### Your instructions
Restate the records below word for word, and omit the images they hold.

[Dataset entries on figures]
##############################
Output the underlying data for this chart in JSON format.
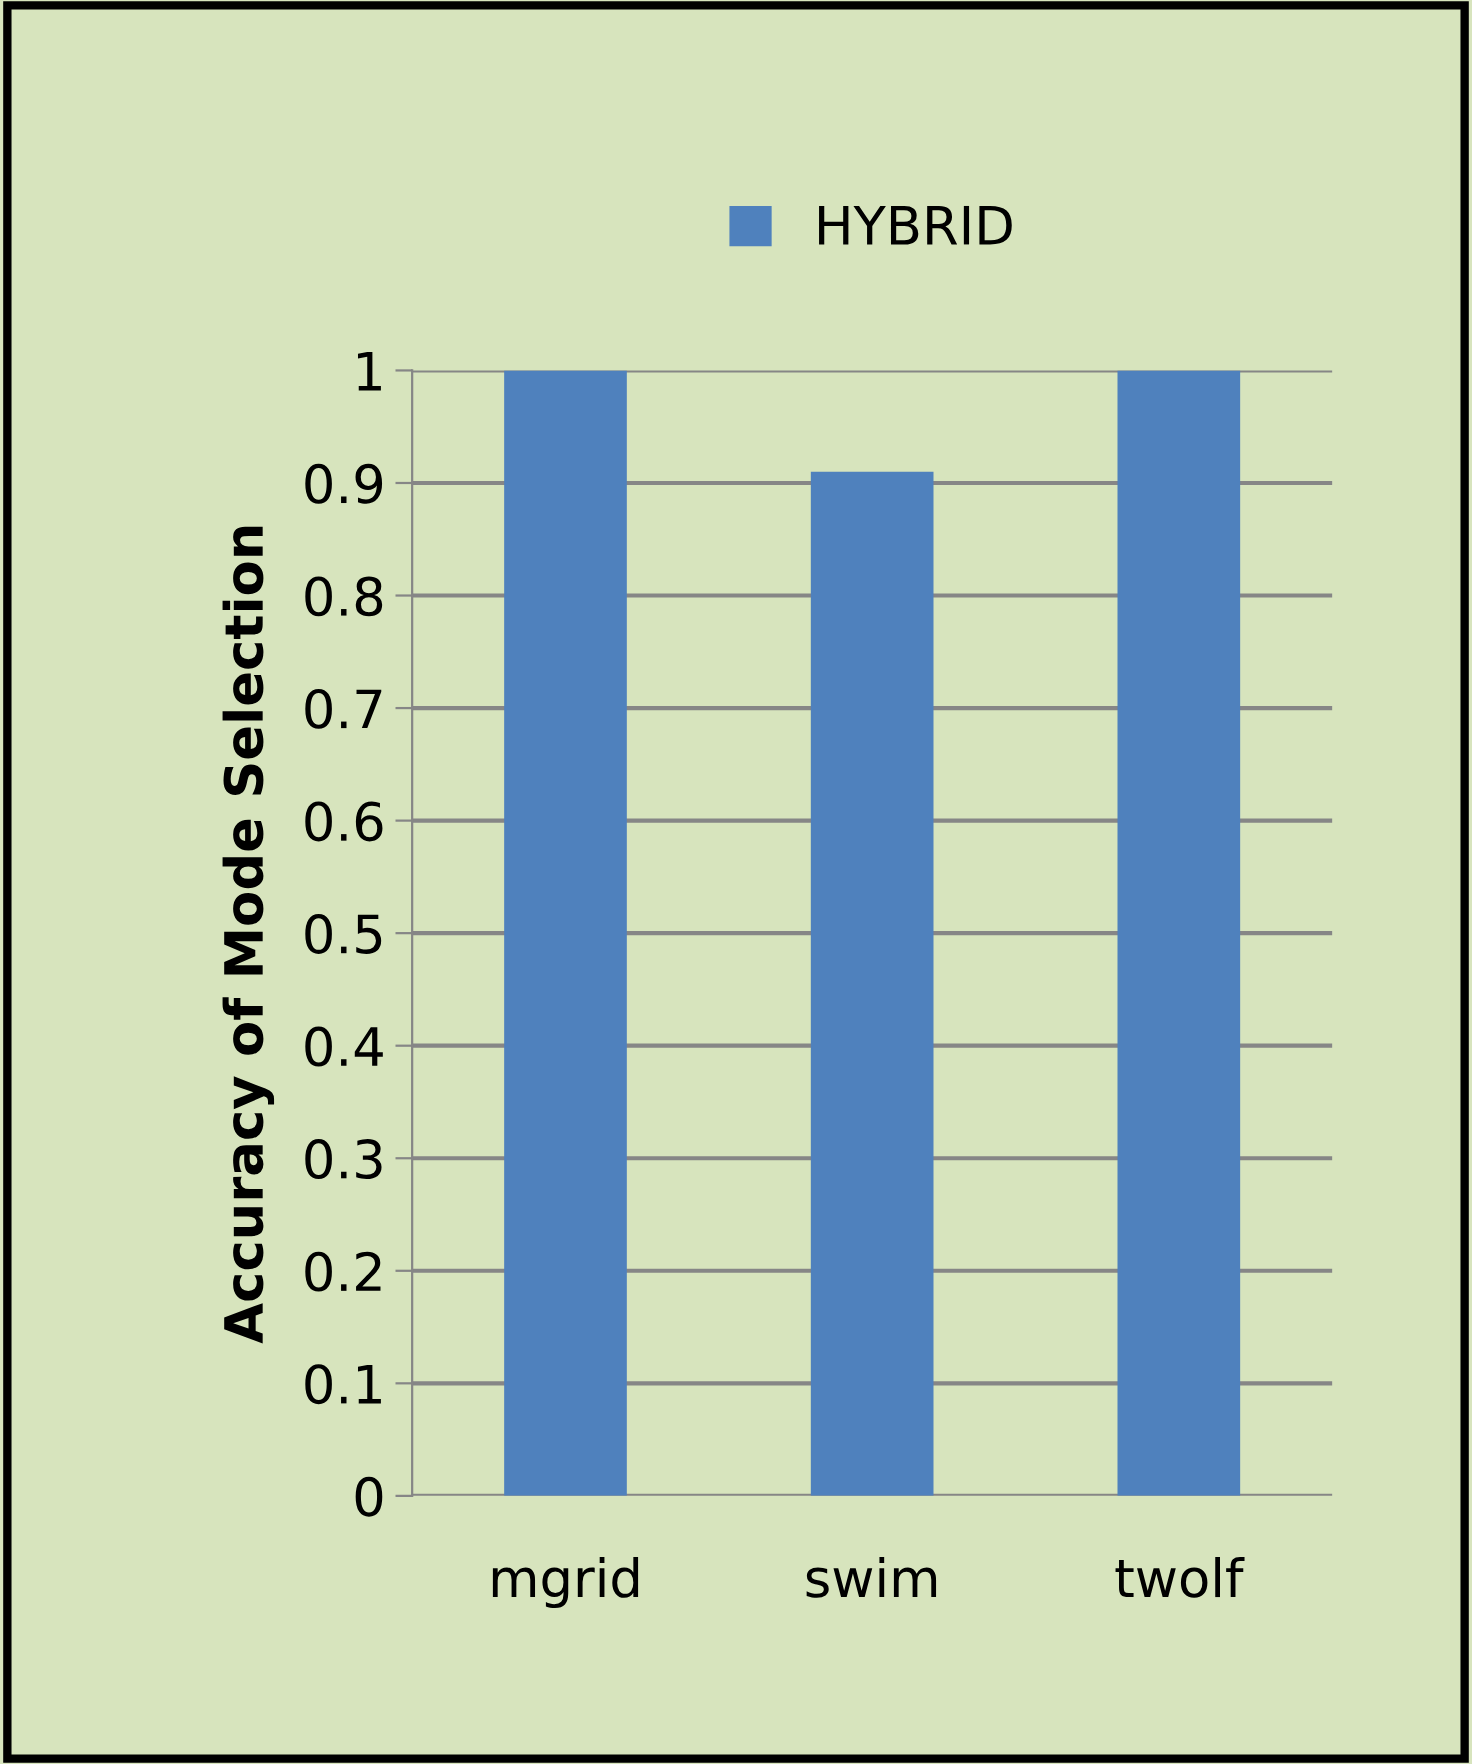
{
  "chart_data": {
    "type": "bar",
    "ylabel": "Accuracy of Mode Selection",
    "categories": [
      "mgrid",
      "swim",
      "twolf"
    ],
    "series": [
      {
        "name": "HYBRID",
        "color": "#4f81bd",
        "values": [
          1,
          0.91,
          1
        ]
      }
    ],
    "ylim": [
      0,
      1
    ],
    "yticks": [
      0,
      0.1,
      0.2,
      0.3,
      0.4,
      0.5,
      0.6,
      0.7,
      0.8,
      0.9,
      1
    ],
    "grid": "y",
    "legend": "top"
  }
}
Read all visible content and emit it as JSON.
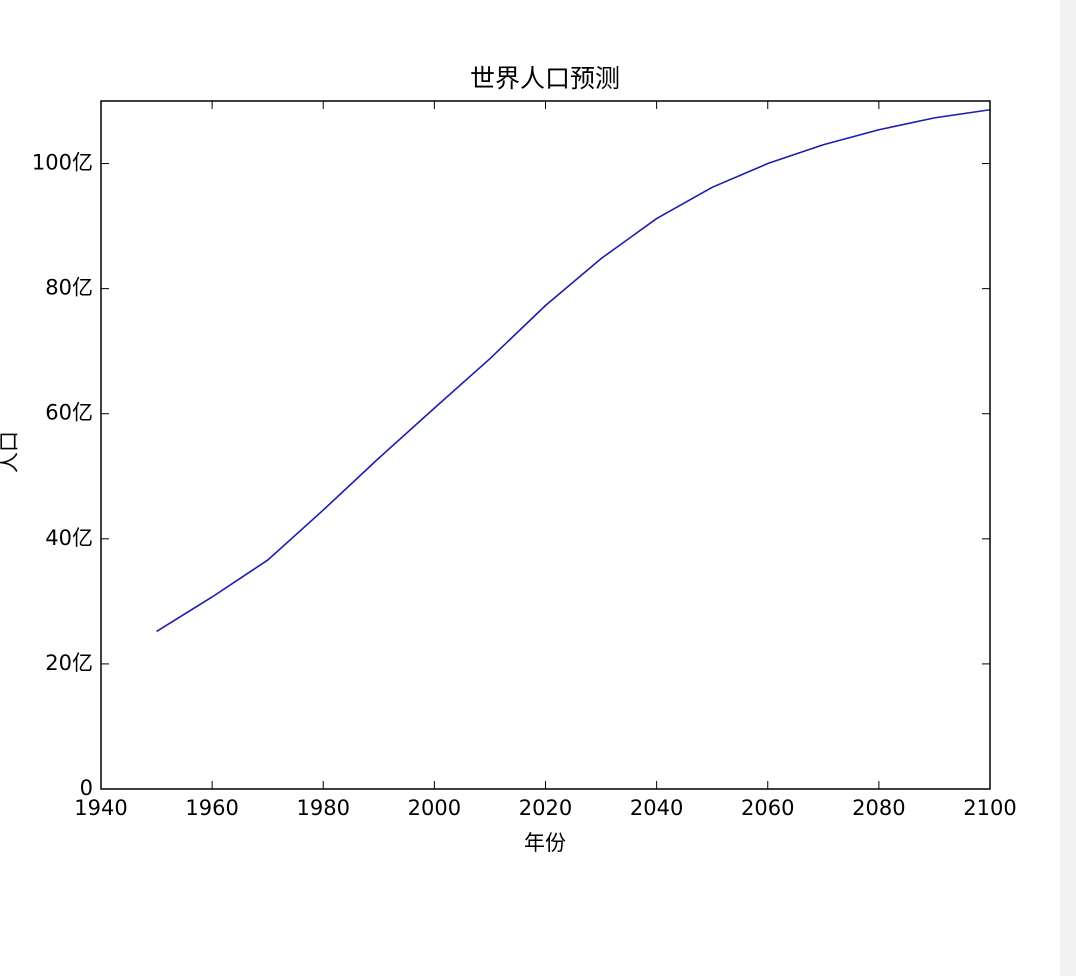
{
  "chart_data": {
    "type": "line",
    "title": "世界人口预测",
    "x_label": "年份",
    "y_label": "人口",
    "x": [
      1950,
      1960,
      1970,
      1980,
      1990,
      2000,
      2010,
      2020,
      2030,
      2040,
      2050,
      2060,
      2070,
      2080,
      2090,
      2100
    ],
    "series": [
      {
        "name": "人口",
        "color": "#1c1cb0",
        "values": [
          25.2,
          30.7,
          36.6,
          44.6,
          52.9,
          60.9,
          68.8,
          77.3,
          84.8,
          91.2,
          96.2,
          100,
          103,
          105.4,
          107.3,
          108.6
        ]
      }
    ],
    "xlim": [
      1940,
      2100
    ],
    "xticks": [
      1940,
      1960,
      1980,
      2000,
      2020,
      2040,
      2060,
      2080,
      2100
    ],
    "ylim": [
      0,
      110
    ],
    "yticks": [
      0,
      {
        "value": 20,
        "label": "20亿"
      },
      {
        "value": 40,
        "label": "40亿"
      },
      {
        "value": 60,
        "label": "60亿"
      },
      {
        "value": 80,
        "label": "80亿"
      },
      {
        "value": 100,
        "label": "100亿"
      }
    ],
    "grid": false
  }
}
##############################
### Task result
Output the underlying data for this chart in JSON format.
{
  "chart_data": {
    "type": "bar",
    "ylabel": "Accuracy of Mode Selection",
    "categories": [
      "mgrid",
      "swim",
      "twolf"
    ],
    "series": [
      {
        "name": "HYBRID",
        "color": "#4f81bd",
        "values": [
          1,
          0.91,
          1
        ]
      }
    ],
    "ylim": [
      0,
      1
    ],
    "yticks": [
      0,
      0.1,
      0.2,
      0.3,
      0.4,
      0.5,
      0.6,
      0.7,
      0.8,
      0.9,
      1
    ],
    "grid": "y",
    "legend": "top"
  }
}
Read all visible content and emit it as JSON.
{
  "chart_data": {
    "type": "line",
    "title": "世界人口预测",
    "x_label": "年份",
    "y_label": "人口",
    "x": [
      1950,
      1960,
      1970,
      1980,
      1990,
      2000,
      2010,
      2020,
      2030,
      2040,
      2050,
      2060,
      2070,
      2080,
      2090,
      2100
    ],
    "series": [
      {
        "name": "人口",
        "color": "#1c1cb0",
        "values": [
          25.2,
          30.7,
          36.6,
          44.6,
          52.9,
          60.9,
          68.8,
          77.3,
          84.8,
          91.2,
          96.2,
          100,
          103,
          105.4,
          107.3,
          108.6
        ]
      }
    ],
    "xlim": [
      1940,
      2100
    ],
    "xticks": [
      1940,
      1960,
      1980,
      2000,
      2020,
      2040,
      2060,
      2080,
      2100
    ],
    "ylim": [
      0,
      110
    ],
    "yticks": [
      0,
      {
        "value": 20,
        "label": "20亿"
      },
      {
        "value": 40,
        "label": "40亿"
      },
      {
        "value": 60,
        "label": "60亿"
      },
      {
        "value": 80,
        "label": "80亿"
      },
      {
        "value": 100,
        "label": "100亿"
      }
    ],
    "grid": false
  }
}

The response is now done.